◆ **Short problem**
Search the records below for the word "ffffff". Pull out each line that has it.

◆ **Data for this task**
§ §
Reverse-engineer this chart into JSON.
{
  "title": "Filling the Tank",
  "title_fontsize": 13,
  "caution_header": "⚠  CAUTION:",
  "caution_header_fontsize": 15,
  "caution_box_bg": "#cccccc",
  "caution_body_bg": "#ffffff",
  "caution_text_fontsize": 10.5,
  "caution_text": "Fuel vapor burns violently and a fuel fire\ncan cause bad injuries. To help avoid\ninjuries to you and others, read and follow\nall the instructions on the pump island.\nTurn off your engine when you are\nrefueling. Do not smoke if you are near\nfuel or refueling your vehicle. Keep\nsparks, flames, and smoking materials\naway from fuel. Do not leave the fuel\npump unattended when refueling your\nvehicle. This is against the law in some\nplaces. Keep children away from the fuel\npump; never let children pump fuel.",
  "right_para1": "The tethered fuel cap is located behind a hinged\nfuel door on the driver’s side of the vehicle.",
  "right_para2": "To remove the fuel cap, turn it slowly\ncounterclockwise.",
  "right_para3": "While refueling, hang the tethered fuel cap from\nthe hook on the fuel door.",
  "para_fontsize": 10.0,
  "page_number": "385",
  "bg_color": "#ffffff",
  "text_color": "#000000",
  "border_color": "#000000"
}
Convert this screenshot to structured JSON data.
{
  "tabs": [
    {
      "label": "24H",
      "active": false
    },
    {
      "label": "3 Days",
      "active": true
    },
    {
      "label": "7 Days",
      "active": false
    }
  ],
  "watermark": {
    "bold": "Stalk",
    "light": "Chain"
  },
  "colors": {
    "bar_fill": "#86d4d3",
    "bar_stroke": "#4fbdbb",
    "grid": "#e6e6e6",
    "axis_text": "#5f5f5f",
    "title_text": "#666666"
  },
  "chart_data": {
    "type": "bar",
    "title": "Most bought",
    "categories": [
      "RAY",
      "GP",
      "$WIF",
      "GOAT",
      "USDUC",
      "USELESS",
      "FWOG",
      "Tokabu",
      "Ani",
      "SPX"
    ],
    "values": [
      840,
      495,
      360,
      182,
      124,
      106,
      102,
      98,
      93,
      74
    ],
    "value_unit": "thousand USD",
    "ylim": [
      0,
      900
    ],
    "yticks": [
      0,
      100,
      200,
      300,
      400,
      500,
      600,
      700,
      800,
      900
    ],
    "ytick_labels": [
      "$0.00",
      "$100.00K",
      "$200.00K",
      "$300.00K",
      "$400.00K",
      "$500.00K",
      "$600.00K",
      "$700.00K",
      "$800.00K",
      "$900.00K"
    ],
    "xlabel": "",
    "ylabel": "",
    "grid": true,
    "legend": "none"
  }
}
§ §
◆ **Exercise output**
  "caution_body_bg": "#ffffff",
  "bg_color": "#ffffff",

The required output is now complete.